:: Task objective ::
Write the data out again exactly, dropping any images it holds.

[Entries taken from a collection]
+---+
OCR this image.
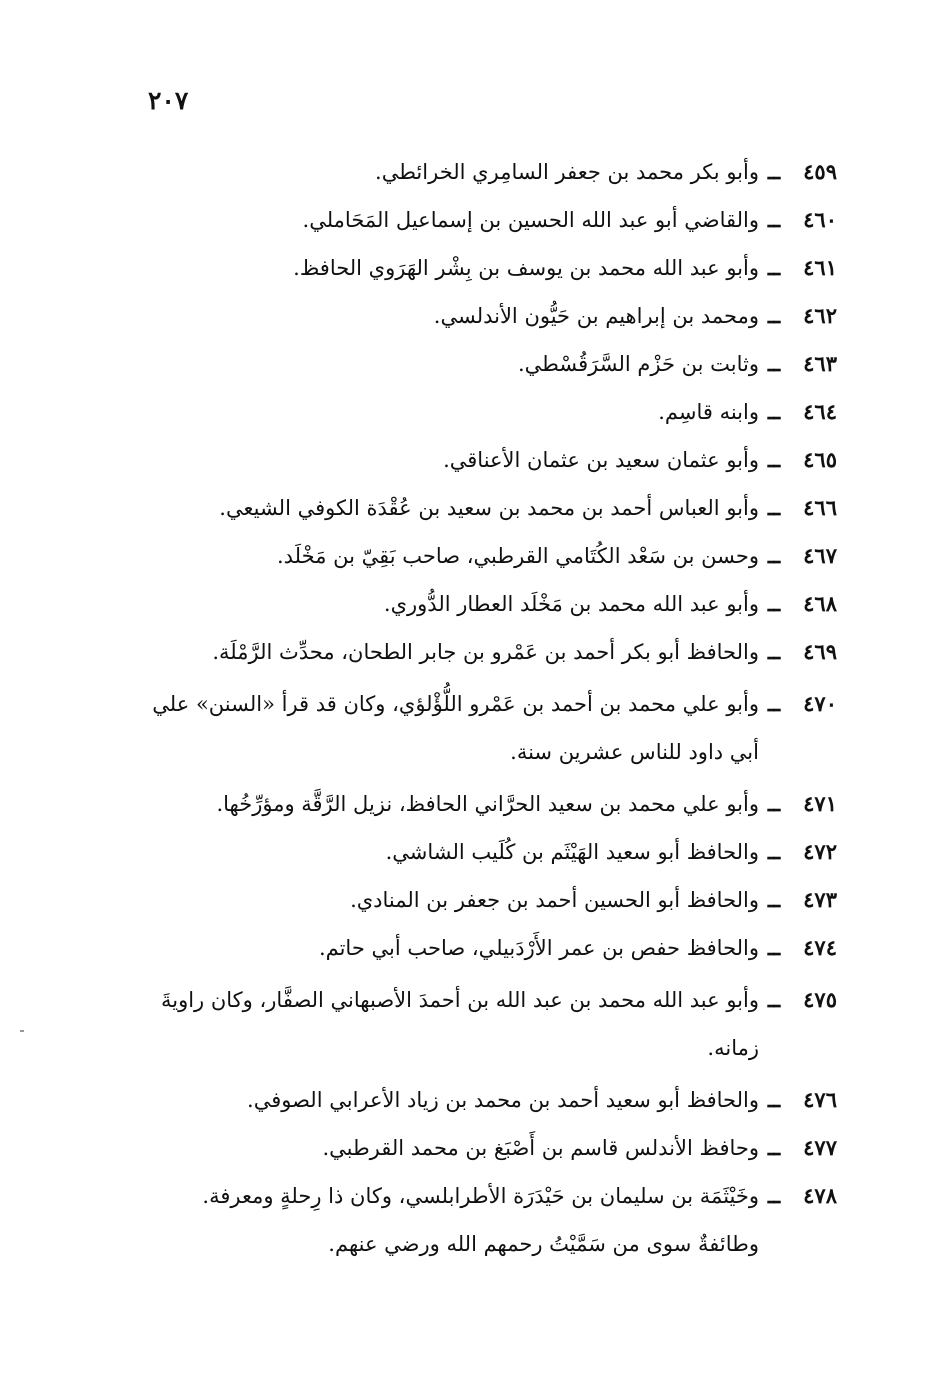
٢٠٧
٤٥٩
ــ
وأبو بكر محمد بن جعفر السامِري الخرائطي.
٤٦٠
ــ
والقاضي أبو عبد الله الحسين بن إسماعيل المَحَاملي.
٤٦١
ــ
وأبو عبد الله محمد بن يوسف بن بِشْر الهَرَوي الحافظ.
٤٦٢
ــ
ومحمد بن إبراهيم بن حَيُّون الأندلسي.
٤٦٣
ــ
وثابت بن حَزْم السَّرَقُسْطي.
٤٦٤
ــ
وابنه قاسِم.
٤٦٥
ــ
وأبو عثمان سعيد بن عثمان الأعناقي.
٤٦٦
ــ
وأبو العباس أحمد بن محمد بن سعيد بن عُقْدَة الكوفي الشيعي.
٤٦٧
ــ
وحسن بن سَعْد الكُتَامي القرطبي، صاحب بَقِيّ بن مَخْلَد.
٤٦٨
ــ
وأبو عبد الله محمد بن مَخْلَد العطار الدُّوري.
٤٦٩
ــ
والحافظ أبو بكر أحمد بن عَمْرو بن جابر الطحان، محدِّث الرَّمْلَة.
٤٧٠
ــ
وأبو علي محمد بن أحمد بن عَمْرو اللُّؤْلؤي، وكان قد قرأ «السنن» علي أبي داود للناس عشرين سنة.
٤٧١
ــ
وأبو علي محمد بن سعيد الحرَّاني الحافظ، نزيل الرَّقَّة ومؤرِّخُها.
٤٧٢
ــ
والحافظ أبو سعيد الهَيْثَم بن كُلَيب الشاشي.
٤٧٣
ــ
والحافظ أبو الحسين أحمد بن جعفر بن المنادي.
٤٧٤
ــ
والحافظ حفص بن عمر الأَرْدَبيلي، صاحب أبي حاتم.
٤٧٥
ــ
وأبو عبد الله محمد بن عبد الله بن أحمدَ الأصبهاني الصفَّار، وكان راويةَ زمانه.
٤٧٦
ــ
والحافظ أبو سعيد أحمد بن محمد بن زياد الأعرابي الصوفي.
٤٧٧
ــ
وحافظ الأندلس قاسم بن أَصْبَغ بن محمد القرطبي.
٤٧٨
ــ
وخَيْثَمَة بن سليمان بن حَيْدَرَة الأطرابلسي، وكان ذا رِحلةٍ ومعرفة.
وطائفةٌ سوى من سَمَّيْتُ رحمهم الله ورضي عنهم.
+---+
:: Exercise solution ::
OCR this image.
٢٠٧
٤٥٩
ــ
وأبو بكر محمد بن جعفر السامِري الخرائطي.
٤٦٠
ــ
والقاضي أبو عبد الله الحسين بن إسماعيل المَحَاملي.
٤٦١
ــ
وأبو عبد الله محمد بن يوسف بن بِشْر الهَرَوي الحافظ.
٤٦٢
ــ
ومحمد بن إبراهيم بن حَيُّون الأندلسي.
٤٦٣
ــ
وثابت بن حَزْم السَّرَقُسْطي.
٤٦٤
ــ
وابنه قاسِم.
٤٦٥
ــ
وأبو عثمان سعيد بن عثمان الأعناقي.
٤٦٦
ــ
وأبو العباس أحمد بن محمد بن سعيد بن عُقْدَة الكوفي الشيعي.
٤٦٧
ــ
وحسن بن سَعْد الكُتَامي القرطبي، صاحب بَقِيّ بن مَخْلَد.
٤٦٨
ــ
وأبو عبد الله محمد بن مَخْلَد العطار الدُّوري.
٤٦٩
ــ
والحافظ أبو بكر أحمد بن عَمْرو بن جابر الطحان، محدِّث الرَّمْلَة.
٤٧٠
ــ
وأبو علي محمد بن أحمد بن عَمْرو اللُّؤْلؤي، وكان قد قرأ «السنن» علي أبي داود للناس عشرين سنة.
٤٧١
ــ
وأبو علي محمد بن سعيد الحرَّاني الحافظ، نزيل الرَّقَّة ومؤرِّخُها.
٤٧٢
ــ
والحافظ أبو سعيد الهَيْثَم بن كُلَيب الشاشي.
٤٧٣
ــ
والحافظ أبو الحسين أحمد بن جعفر بن المنادي.
٤٧٤
ــ
والحافظ حفص بن عمر الأَرْدَبيلي، صاحب أبي حاتم.
٤٧٥
ــ
وأبو عبد الله محمد بن عبد الله بن أحمدَ الأصبهاني الصفَّار، وكان راويةَ زمانه.
٤٧٦
ــ
والحافظ أبو سعيد أحمد بن محمد بن زياد الأعرابي الصوفي.
٤٧٧
ــ
وحافظ الأندلس قاسم بن أَصْبَغ بن محمد القرطبي.
٤٧٨
ــ
وخَيْثَمَة بن سليمان بن حَيْدَرَة الأطرابلسي، وكان ذا رِحلةٍ ومعرفة.
وطائفةٌ سوى من سَمَّيْتُ رحمهم الله ورضي عنهم.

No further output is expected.